Supplied records —

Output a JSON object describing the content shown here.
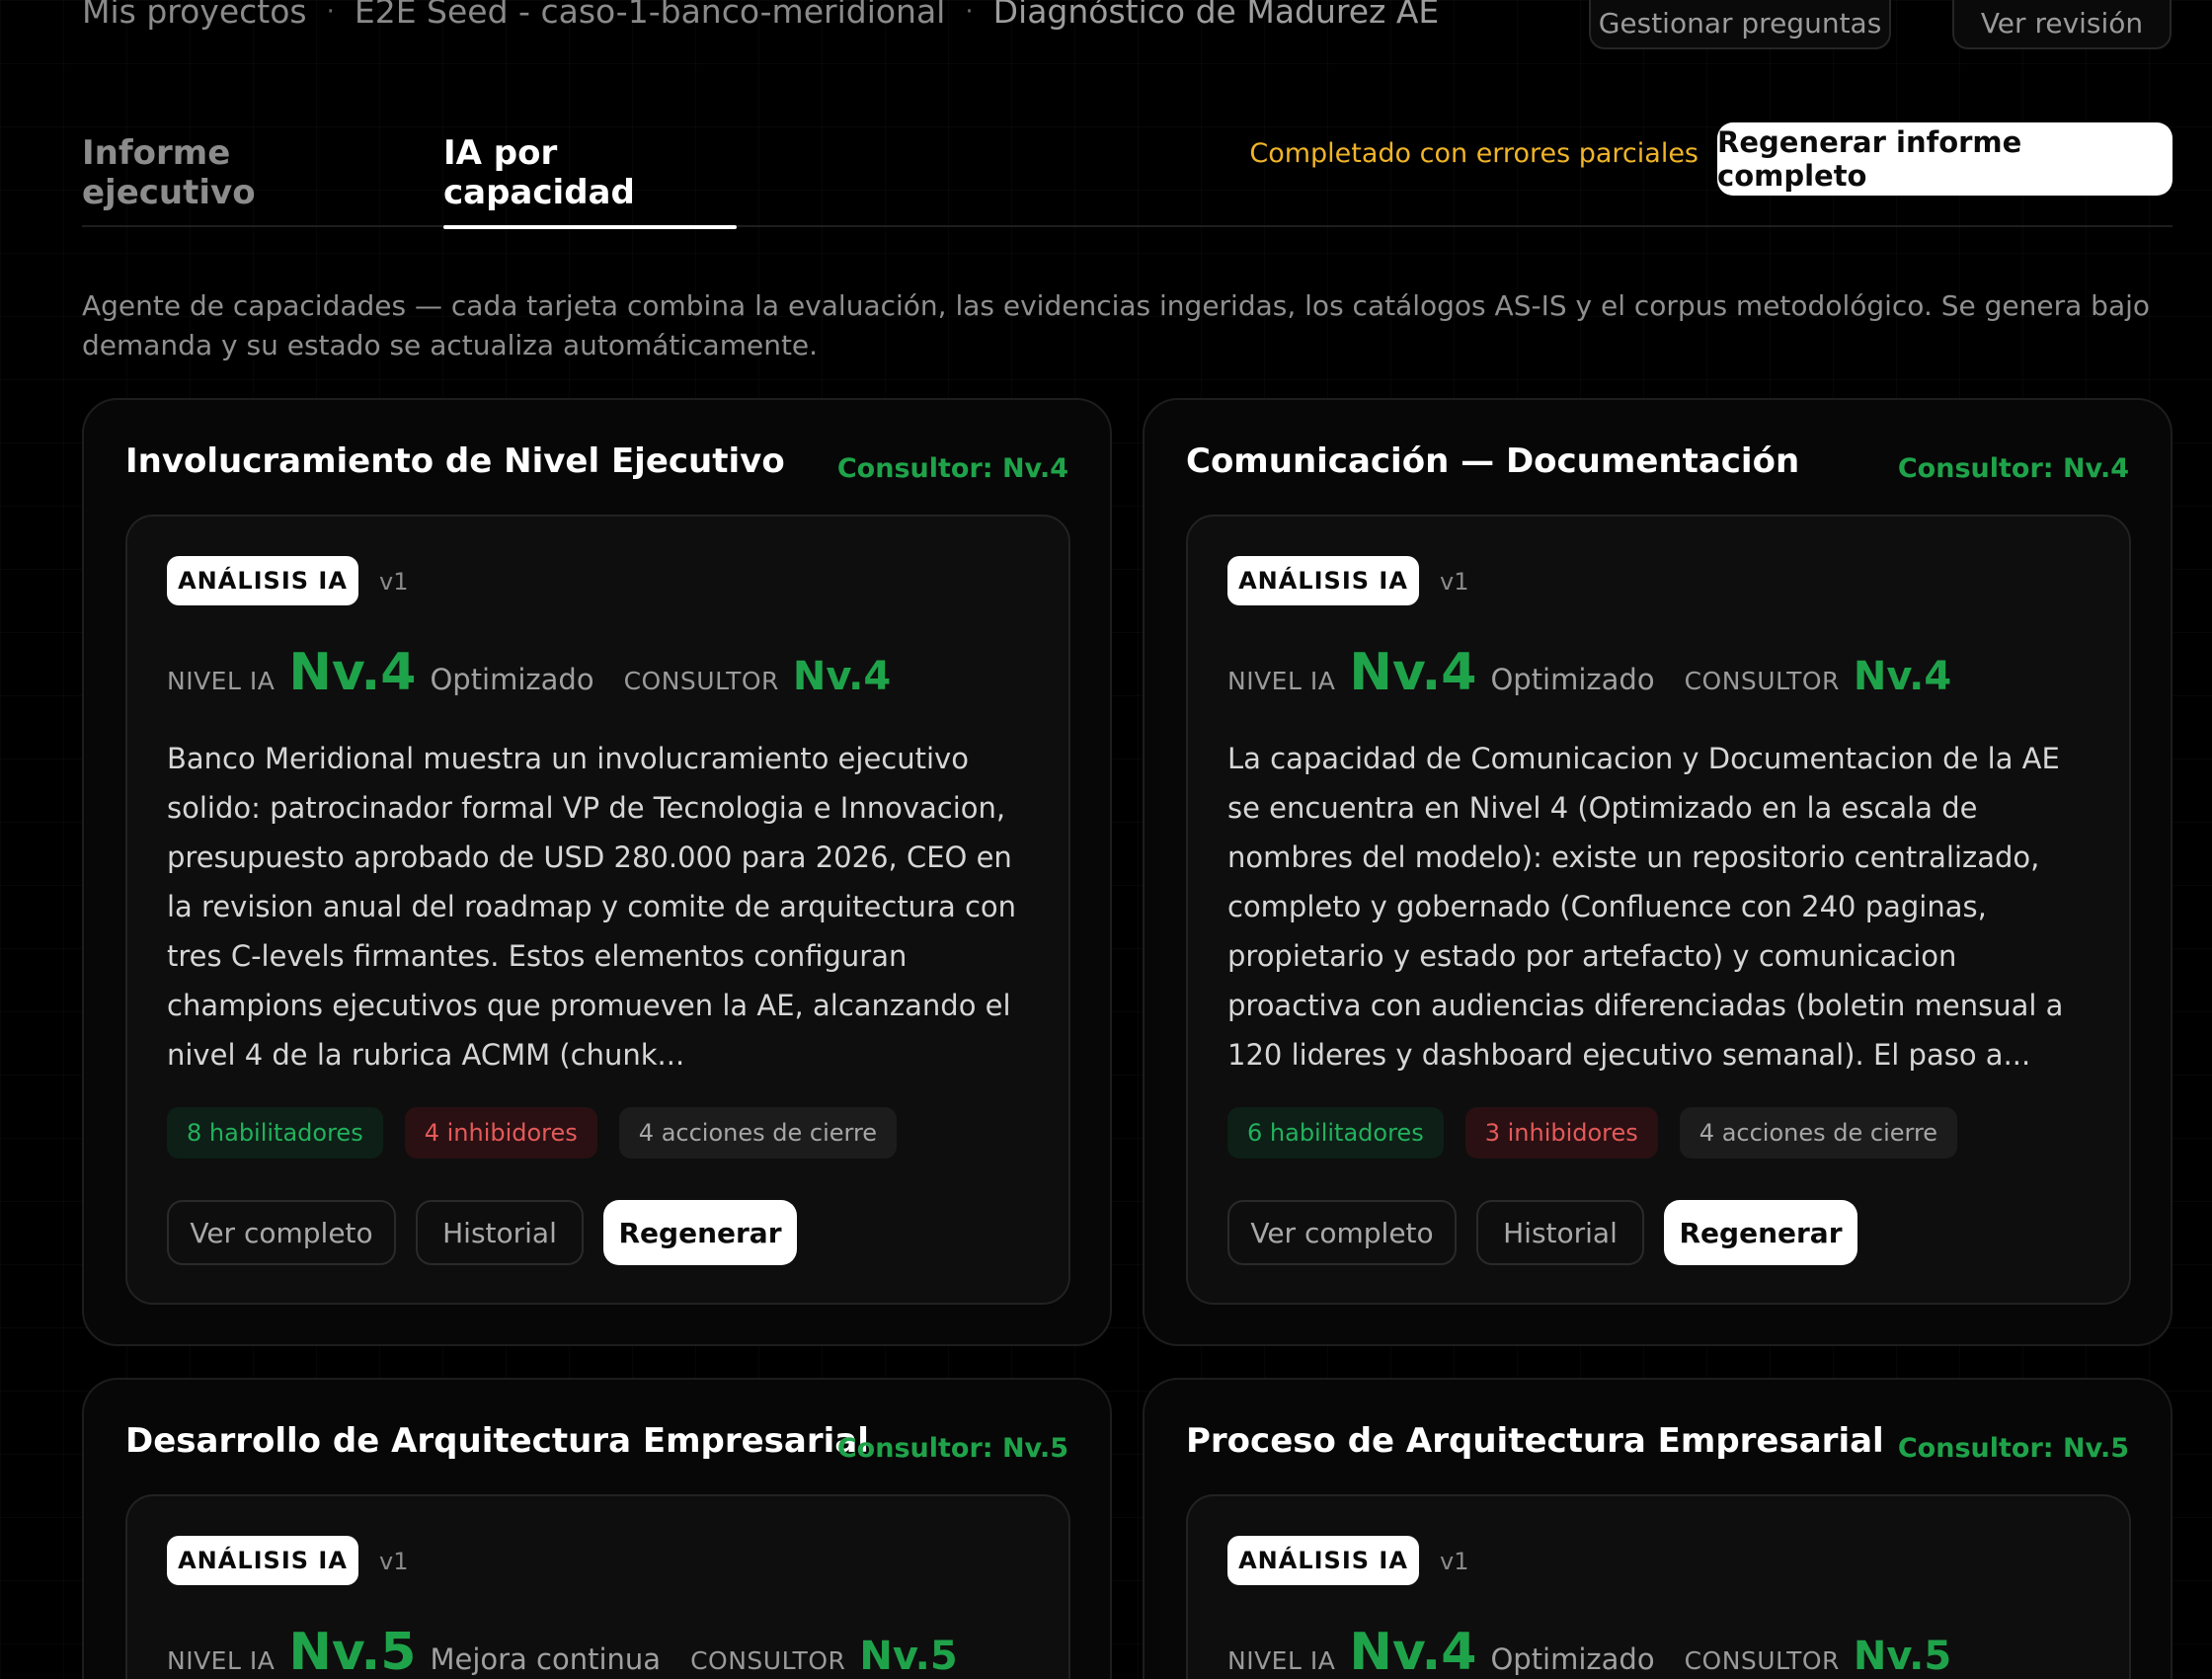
{
  "breadcrumb": {
    "items": [
      "Mis proyectos",
      "E2E Seed - caso-1-banco-meridional",
      "Diagnóstico de Madurez AE"
    ],
    "separator": "·"
  },
  "header": {
    "manage_questions": "Gestionar preguntas",
    "view_review": "Ver revisión"
  },
  "tabs": [
    {
      "label": "Informe ejecutivo",
      "active": false
    },
    {
      "label": "IA por capacidad",
      "active": true
    }
  ],
  "status": "Completado con errores parciales",
  "regenerate_all": "Regenerar informe completo",
  "description": "Agente de capacidades — cada tarjeta combina la evaluación, las evidencias ingeridas, los catálogos AS-IS y el corpus metodológico. Se genera bajo demanda y su estado se actualiza automáticamente.",
  "labels": {
    "analysis_badge": "ANÁLISIS IA",
    "ai_level": "NIVEL IA",
    "consultant": "CONSULTOR",
    "view_full": "Ver completo",
    "history": "Historial",
    "regenerate": "Regenerar"
  },
  "colors": {
    "accent_green": "#1fa34a",
    "warning_yellow": "#f0b429",
    "inhibitor_red": "#e45a5a"
  },
  "cards": [
    {
      "title": "Involucramiento de Nivel Ejecutivo",
      "consultor_badge": "Consultor: Nv.4",
      "version": "v1",
      "ai_level": "Nv.4",
      "ai_level_name": "Optimizado",
      "consultant_level": "Nv.4",
      "summary": "Banco Meridional muestra un involucramiento ejecutivo solido: patrocinador formal VP de Tecnologia e Innovacion, presupuesto aprobado de USD 280.000 para 2026, CEO en la revision anual del roadmap y comite de arquitectura con tres C-levels firmantes. Estos elementos configuran champions ejecutivos que promueven la AE, alcanzando el nivel 4 de la rubrica ACMM (chunk...",
      "enablers": "8 habilitadores",
      "inhibitors": "4 inhibidores",
      "actions": "4 acciones de cierre"
    },
    {
      "title": "Comunicación — Documentación",
      "consultor_badge": "Consultor: Nv.4",
      "version": "v1",
      "ai_level": "Nv.4",
      "ai_level_name": "Optimizado",
      "consultant_level": "Nv.4",
      "summary": "La capacidad de Comunicacion y Documentacion de la AE se encuentra en Nivel 4 (Optimizado en la escala de nombres del modelo): existe un repositorio centralizado, completo y gobernado (Confluence con 240 paginas, propietario y estado por artefacto) y comunicacion proactiva con audiencias diferenciadas (boletin mensual a 120 lideres y dashboard ejecutivo semanal). El paso a...",
      "enablers": "6 habilitadores",
      "inhibitors": "3 inhibidores",
      "actions": "4 acciones de cierre"
    },
    {
      "title": "Desarrollo de Arquitectura Empresarial",
      "consultor_badge": "Consultor: Nv.5",
      "version": "v1",
      "ai_level": "Nv.5",
      "ai_level_name": "Mejora continua",
      "consultant_level": "Nv.5"
    },
    {
      "title": "Proceso de Arquitectura Empresarial",
      "consultor_badge": "Consultor: Nv.5",
      "version": "v1",
      "ai_level": "Nv.4",
      "ai_level_name": "Optimizado",
      "consultant_level": "Nv.5"
    }
  ]
}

Problem —
Indicate how many lines of the material include the word "completo"; the number alone is required.

The result —
3